* Exercise requirements *
Omit every picture and return the rest of the data unaltered.

<<<<

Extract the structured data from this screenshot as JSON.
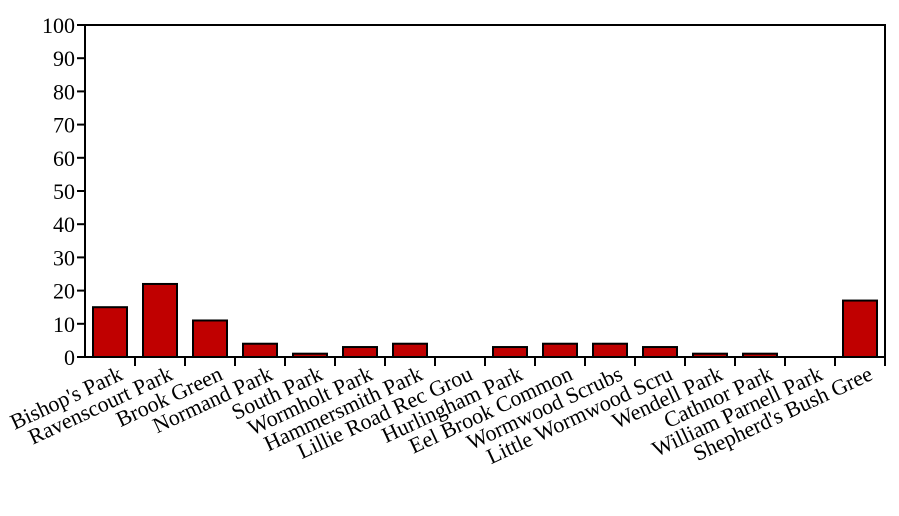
{
  "chart_data": {
    "type": "bar",
    "title": "",
    "xlabel": "",
    "ylabel": "",
    "ylim": [
      0,
      100
    ],
    "yticks": [
      0,
      10,
      20,
      30,
      40,
      50,
      60,
      70,
      80,
      90,
      100
    ],
    "grid": false,
    "legend": "none",
    "bar_color": "#c00000",
    "categories": [
      "Bishop's Park",
      "Ravenscourt Park",
      "Brook Green",
      "Normand Park",
      "South Park",
      "Wormholt Park",
      "Hammersmith Park",
      "Lillie Road Rec Grou",
      "Hurlingham Park",
      "Eel Brook Common",
      "Wormwood Scrubs",
      "Little Wormwood Scru",
      "Wendell Park",
      "Cathnor Park",
      "William Parnell Park",
      "Shepherd's Bush Gree"
    ],
    "values": [
      15,
      22,
      11,
      4,
      1,
      3,
      4,
      0,
      3,
      4,
      4,
      3,
      1,
      1,
      0,
      17
    ]
  }
}
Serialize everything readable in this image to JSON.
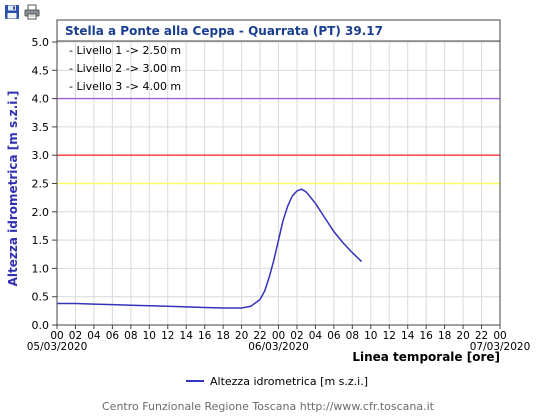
{
  "toolbar": {
    "save_icon": "floppy-disk-icon",
    "print_icon": "printer-icon"
  },
  "colors": {
    "title": "#1a3e8f",
    "series": "#3333bb",
    "ylabel": "#2f2fb0",
    "level1": "#ffff66",
    "level2": "#ff3333",
    "level3": "#a060d8"
  },
  "chart_data": {
    "type": "line",
    "title": "Stella a Ponte alla Ceppa - Quarrata (PT) 39.17",
    "ylabel": "Altezza idrometrica [m s.z.i.]",
    "xlabel": "Linea temporale [ore]",
    "ylim": [
      0,
      5
    ],
    "yticks": [
      "0.0",
      "0.5",
      "1.0",
      "1.5",
      "2.0",
      "2.5",
      "3.0",
      "3.5",
      "4.0",
      "4.5",
      "5.0"
    ],
    "xticks": [
      "00",
      "02",
      "04",
      "06",
      "08",
      "10",
      "12",
      "14",
      "16",
      "18",
      "20",
      "22",
      "00",
      "02",
      "04",
      "06",
      "08",
      "10",
      "12",
      "14",
      "16",
      "18",
      "20",
      "22",
      "00"
    ],
    "date_ticks": [
      {
        "at": 0,
        "label": "05/03/2020"
      },
      {
        "at": 12,
        "label": "06/03/2020"
      },
      {
        "at": 24,
        "label": "07/03/2020"
      }
    ],
    "grid": true,
    "legend_placement": "bottom",
    "thresholds": [
      {
        "label": "- Livello 1 -> 2.50 m",
        "value": 2.5,
        "color_key": "level1"
      },
      {
        "label": "- Livello 2 -> 3.00 m",
        "value": 3.0,
        "color_key": "level2"
      },
      {
        "label": "- Livello 3 -> 4.00 m",
        "value": 4.0,
        "color_key": "level3"
      }
    ],
    "series": [
      {
        "name": "Altezza idrometrica [m s.z.i.]",
        "x": [
          "05/03/2020 00:00",
          "05/03/2020 02:00",
          "05/03/2020 04:00",
          "05/03/2020 06:00",
          "05/03/2020 08:00",
          "05/03/2020 10:00",
          "05/03/2020 12:00",
          "05/03/2020 14:00",
          "05/03/2020 16:00",
          "05/03/2020 18:00",
          "05/03/2020 20:00",
          "05/03/2020 21:00",
          "05/03/2020 22:00",
          "05/03/2020 22:30",
          "05/03/2020 23:00",
          "05/03/2020 23:30",
          "06/03/2020 00:00",
          "06/03/2020 00:30",
          "06/03/2020 01:00",
          "06/03/2020 01:30",
          "06/03/2020 02:00",
          "06/03/2020 02:30",
          "06/03/2020 03:00",
          "06/03/2020 04:00",
          "06/03/2020 05:00",
          "06/03/2020 06:00",
          "06/03/2020 07:00",
          "06/03/2020 08:00",
          "06/03/2020 09:00"
        ],
        "y": [
          0.38,
          0.38,
          0.37,
          0.36,
          0.35,
          0.34,
          0.33,
          0.32,
          0.31,
          0.3,
          0.3,
          0.33,
          0.45,
          0.6,
          0.85,
          1.15,
          1.5,
          1.85,
          2.1,
          2.28,
          2.37,
          2.4,
          2.35,
          2.15,
          1.9,
          1.65,
          1.45,
          1.28,
          1.12
        ]
      }
    ]
  },
  "footer_text": "Centro Funzionale Regione Toscana http://www.cfr.toscana.it"
}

>>>>

* Finished answer *
Extract the structured data from this screenshot as JSON.
{
  "chart_data": {
    "type": "bar",
    "title": "",
    "xlabel": "",
    "ylabel": "",
    "ylim": [
      0,
      100
    ],
    "yticks": [
      0,
      10,
      20,
      30,
      40,
      50,
      60,
      70,
      80,
      90,
      100
    ],
    "grid": false,
    "legend": "none",
    "bar_color": "#c00000",
    "categories": [
      "Bishop's Park",
      "Ravenscourt Park",
      "Brook Green",
      "Normand Park",
      "South Park",
      "Wormholt Park",
      "Hammersmith Park",
      "Lillie Road Rec Grou",
      "Hurlingham Park",
      "Eel Brook Common",
      "Wormwood Scrubs",
      "Little Wormwood Scru",
      "Wendell Park",
      "Cathnor Park",
      "William Parnell Park",
      "Shepherd's Bush Gree"
    ],
    "values": [
      15,
      22,
      11,
      4,
      1,
      3,
      4,
      0,
      3,
      4,
      4,
      3,
      1,
      1,
      0,
      17
    ]
  }
}
Serialize everything readable in this image to JSON.
{
  "toolbar": {
    "save_icon": "floppy-disk-icon",
    "print_icon": "printer-icon"
  },
  "colors": {
    "title": "#1a3e8f",
    "series": "#3333bb",
    "ylabel": "#2f2fb0",
    "level1": "#ffff66",
    "level2": "#ff3333",
    "level3": "#a060d8"
  },
  "chart_data": {
    "type": "line",
    "title": "Stella a Ponte alla Ceppa - Quarrata (PT) 39.17",
    "ylabel": "Altezza idrometrica [m s.z.i.]",
    "xlabel": "Linea temporale [ore]",
    "ylim": [
      0,
      5
    ],
    "yticks": [
      "0.0",
      "0.5",
      "1.0",
      "1.5",
      "2.0",
      "2.5",
      "3.0",
      "3.5",
      "4.0",
      "4.5",
      "5.0"
    ],
    "xticks": [
      "00",
      "02",
      "04",
      "06",
      "08",
      "10",
      "12",
      "14",
      "16",
      "18",
      "20",
      "22",
      "00",
      "02",
      "04",
      "06",
      "08",
      "10",
      "12",
      "14",
      "16",
      "18",
      "20",
      "22",
      "00"
    ],
    "date_ticks": [
      {
        "at": 0,
        "label": "05/03/2020"
      },
      {
        "at": 12,
        "label": "06/03/2020"
      },
      {
        "at": 24,
        "label": "07/03/2020"
      }
    ],
    "grid": true,
    "legend_placement": "bottom",
    "thresholds": [
      {
        "label": "- Livello 1 -> 2.50 m",
        "value": 2.5,
        "color_key": "level1"
      },
      {
        "label": "- Livello 2 -> 3.00 m",
        "value": 3.0,
        "color_key": "level2"
      },
      {
        "label": "- Livello 3 -> 4.00 m",
        "value": 4.0,
        "color_key": "level3"
      }
    ],
    "series": [
      {
        "name": "Altezza idrometrica [m s.z.i.]",
        "x": [
          "05/03/2020 00:00",
          "05/03/2020 02:00",
          "05/03/2020 04:00",
          "05/03/2020 06:00",
          "05/03/2020 08:00",
          "05/03/2020 10:00",
          "05/03/2020 12:00",
          "05/03/2020 14:00",
          "05/03/2020 16:00",
          "05/03/2020 18:00",
          "05/03/2020 20:00",
          "05/03/2020 21:00",
          "05/03/2020 22:00",
          "05/03/2020 22:30",
          "05/03/2020 23:00",
          "05/03/2020 23:30",
          "06/03/2020 00:00",
          "06/03/2020 00:30",
          "06/03/2020 01:00",
          "06/03/2020 01:30",
          "06/03/2020 02:00",
          "06/03/2020 02:30",
          "06/03/2020 03:00",
          "06/03/2020 04:00",
          "06/03/2020 05:00",
          "06/03/2020 06:00",
          "06/03/2020 07:00",
          "06/03/2020 08:00",
          "06/03/2020 09:00"
        ],
        "y": [
          0.38,
          0.38,
          0.37,
          0.36,
          0.35,
          0.34,
          0.33,
          0.32,
          0.31,
          0.3,
          0.3,
          0.33,
          0.45,
          0.6,
          0.85,
          1.15,
          1.5,
          1.85,
          2.1,
          2.28,
          2.37,
          2.4,
          2.35,
          2.15,
          1.9,
          1.65,
          1.45,
          1.28,
          1.12
        ]
      }
    ]
  },
  "footer_text": "Centro Funzionale Regione Toscana http://www.cfr.toscana.it"
}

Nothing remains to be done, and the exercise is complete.